▶ _Exercise brief_
Wherever the word "CUMULATIVE" appears in the entries, copy the whole line.

* Begin Data to use *

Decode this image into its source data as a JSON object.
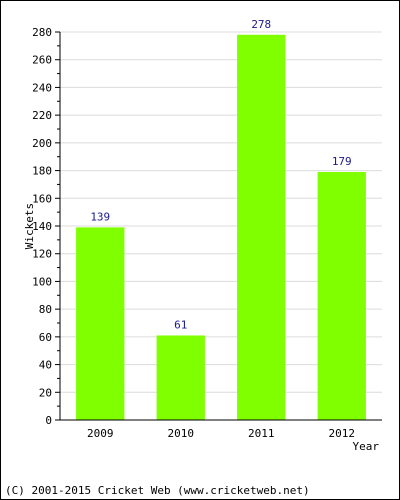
{
  "chart_data": {
    "type": "bar",
    "categories": [
      "2009",
      "2010",
      "2011",
      "2012"
    ],
    "values": [
      139,
      61,
      278,
      179
    ],
    "ylabel": "Wickets",
    "xlabel": "Year",
    "ylim": [
      0,
      280
    ],
    "yticks": [
      0,
      20,
      40,
      60,
      80,
      100,
      120,
      140,
      160,
      180,
      200,
      220,
      240,
      260,
      280
    ],
    "grid": true,
    "bar_color": "#7fff00",
    "value_label_color": "#1a1a8c"
  },
  "footer": "(C) 2001-2015 Cricket Web (www.cricketweb.net)"
}
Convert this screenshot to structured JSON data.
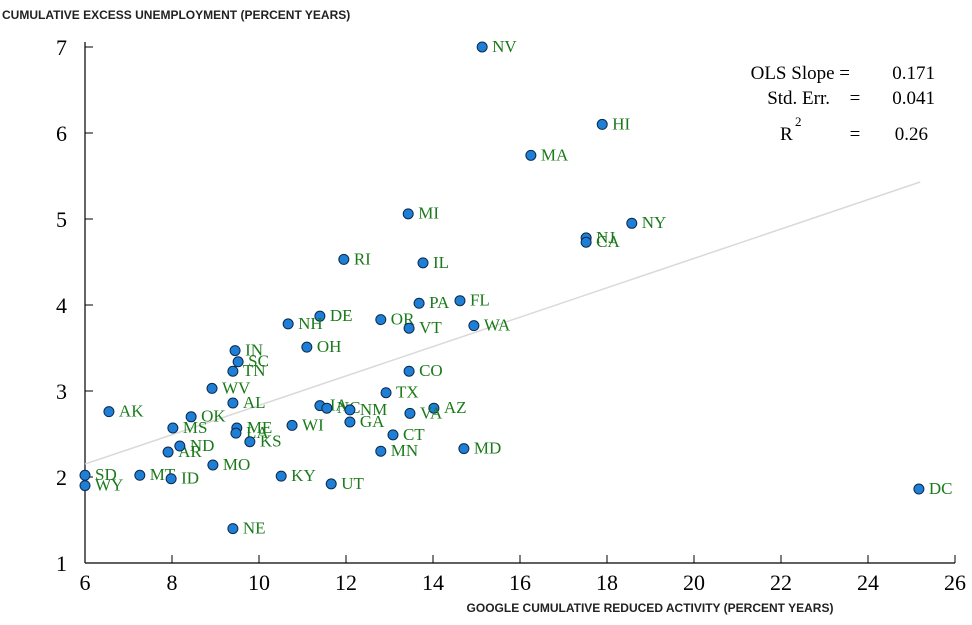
{
  "chart_data": {
    "type": "scatter",
    "title": "CUMULATIVE EXCESS UNEMPLOYMENT (PERCENT YEARS)",
    "x_label": "GOOGLE CUMULATIVE REDUCED ACTIVITY (PERCENT YEARS)",
    "xlim": [
      6,
      26
    ],
    "xticks": [
      6,
      8,
      10,
      12,
      14,
      16,
      18,
      20,
      22,
      24,
      26
    ],
    "ylim": [
      1,
      7
    ],
    "yticks": [
      1,
      2,
      3,
      4,
      5,
      6,
      7
    ],
    "series": [
      {
        "color": "#1f7fd6",
        "point_labels": [
          "NV",
          "HI",
          "MA",
          "MI",
          "NY",
          "NJ",
          "CA",
          "RI",
          "IL",
          "FL",
          "PA",
          "DE",
          "OR",
          "NH",
          "VT",
          "WA",
          "OH",
          "IN",
          "SC",
          "TN",
          "CO",
          "WV",
          "TX",
          "AL",
          "AK",
          "IA",
          "NC",
          "NM",
          "AZ",
          "VA",
          "OK",
          "GA",
          "MS",
          "ME",
          "WI",
          "LA",
          "KS",
          "CT",
          "AR",
          "ND",
          "MN",
          "MD",
          "MO",
          "SD",
          "MT",
          "KY",
          "ID",
          "WY",
          "UT",
          "DC",
          "NE"
        ],
        "x": [
          15.13,
          17.89,
          16.25,
          13.43,
          18.57,
          17.52,
          17.52,
          11.95,
          13.77,
          14.62,
          13.68,
          11.4,
          12.8,
          10.67,
          13.45,
          14.94,
          11.1,
          9.45,
          9.52,
          9.4,
          13.45,
          8.92,
          12.92,
          9.4,
          6.55,
          11.4,
          11.56,
          12.09,
          14.02,
          13.47,
          8.44,
          12.09,
          8.02,
          9.49,
          10.76,
          9.47,
          9.79,
          13.08,
          7.91,
          8.18,
          12.8,
          14.71,
          8.94,
          6.0,
          7.26,
          10.51,
          7.98,
          6.0,
          11.66,
          25.17,
          9.4
        ],
        "values": [
          7.0,
          6.1,
          5.74,
          5.06,
          4.95,
          4.78,
          4.73,
          4.53,
          4.49,
          4.05,
          4.02,
          3.87,
          3.83,
          3.78,
          3.73,
          3.76,
          3.51,
          3.47,
          3.34,
          3.23,
          3.23,
          3.03,
          2.98,
          2.86,
          2.76,
          2.83,
          2.8,
          2.78,
          2.8,
          2.74,
          2.7,
          2.64,
          2.57,
          2.57,
          2.6,
          2.51,
          2.41,
          2.49,
          2.29,
          2.36,
          2.3,
          2.33,
          2.14,
          2.02,
          2.02,
          2.01,
          1.98,
          1.9,
          1.92,
          1.86,
          1.4
        ]
      }
    ],
    "fit_line": {
      "color": "#d9d9d9",
      "x": [
        6,
        25.2
      ],
      "y": [
        2.15,
        5.43
      ]
    },
    "stats": [
      {
        "label": "OLS Slope =",
        "value": "0.171"
      },
      {
        "label": "Std. Err.",
        "eq": "=",
        "value": "0.041"
      },
      {
        "label": "R",
        "sup": "2",
        "eq": "=",
        "value": "0.26"
      }
    ]
  }
}
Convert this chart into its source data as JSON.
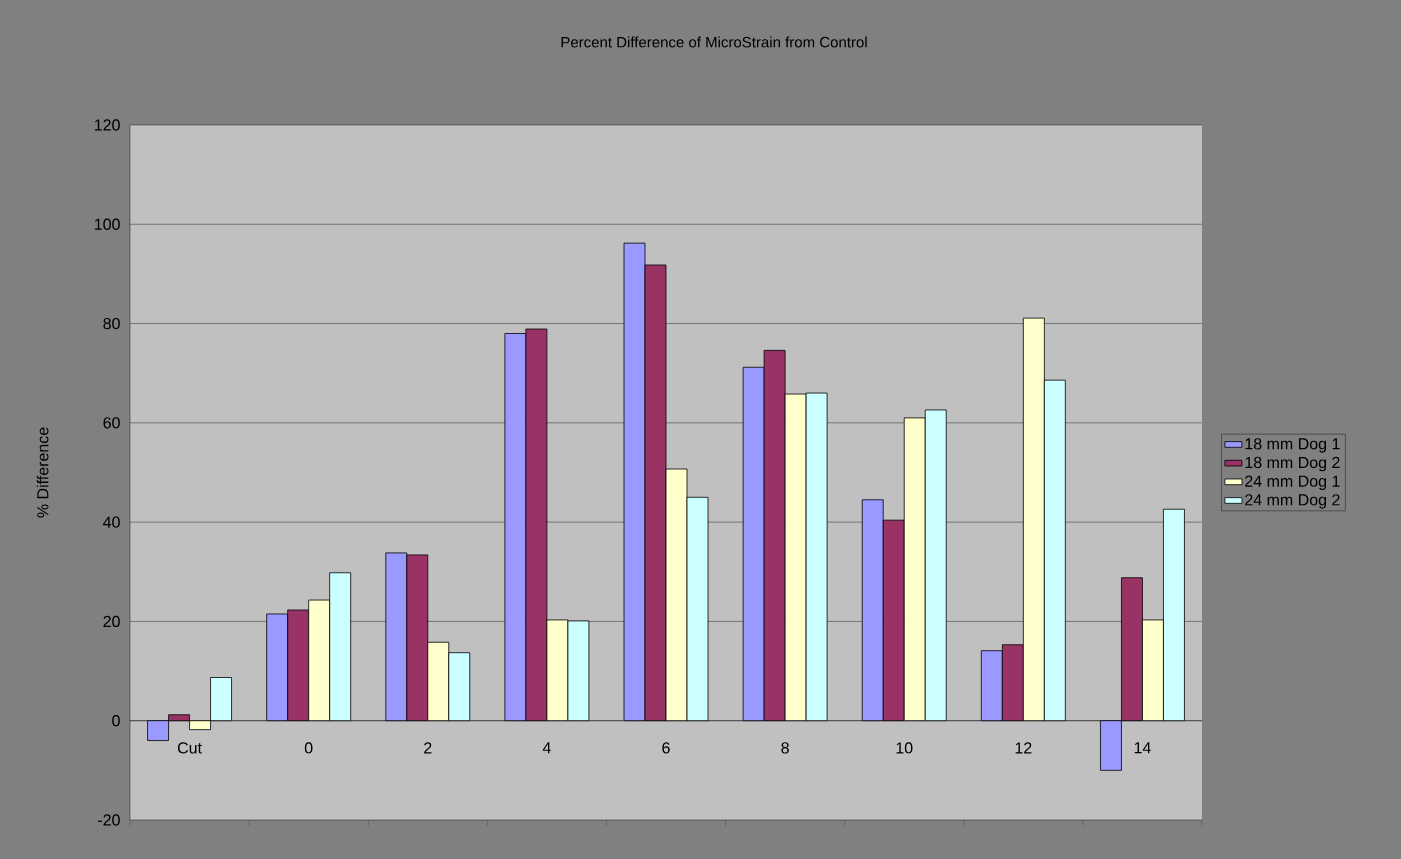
{
  "chart_data": {
    "type": "bar",
    "title": "Percent Difference of MicroStrain from Control",
    "ylabel": "% Difference",
    "categories": [
      "Cut",
      "0",
      "2",
      "4",
      "6",
      "8",
      "10",
      "12",
      "14"
    ],
    "series": [
      {
        "name": "18 mm Dog 1",
        "color": "#9999ff",
        "values": [
          -4,
          21.5,
          33.8,
          78,
          96.2,
          71.2,
          44.5,
          14.1,
          -10
        ]
      },
      {
        "name": "18 mm Dog 2",
        "color": "#993366",
        "values": [
          1.2,
          22.3,
          33.4,
          78.9,
          91.8,
          74.6,
          40.4,
          15.3,
          28.8
        ]
      },
      {
        "name": "24 mm Dog 1",
        "color": "#ffffcc",
        "values": [
          -1.8,
          24.3,
          15.8,
          20.3,
          50.7,
          65.8,
          61,
          81.1,
          20.3
        ]
      },
      {
        "name": "24 mm Dog 2",
        "color": "#ccffff",
        "values": [
          8.7,
          29.8,
          13.7,
          20.1,
          45,
          66,
          62.6,
          68.6,
          42.6
        ]
      }
    ],
    "ylim": [
      -20,
      120
    ],
    "yticks": [
      -20,
      0,
      20,
      40,
      60,
      80,
      100,
      120
    ],
    "grid": "y",
    "legend": "right"
  }
}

* End Data to use *

▶ _Task answer_
    "title": "CUMULATIVE EXCESS UNEMPLOYMENT (PERCENT YEARS)",
    "x_label": "GOOGLE CUMULATIVE REDUCED ACTIVITY (PERCENT YEARS)",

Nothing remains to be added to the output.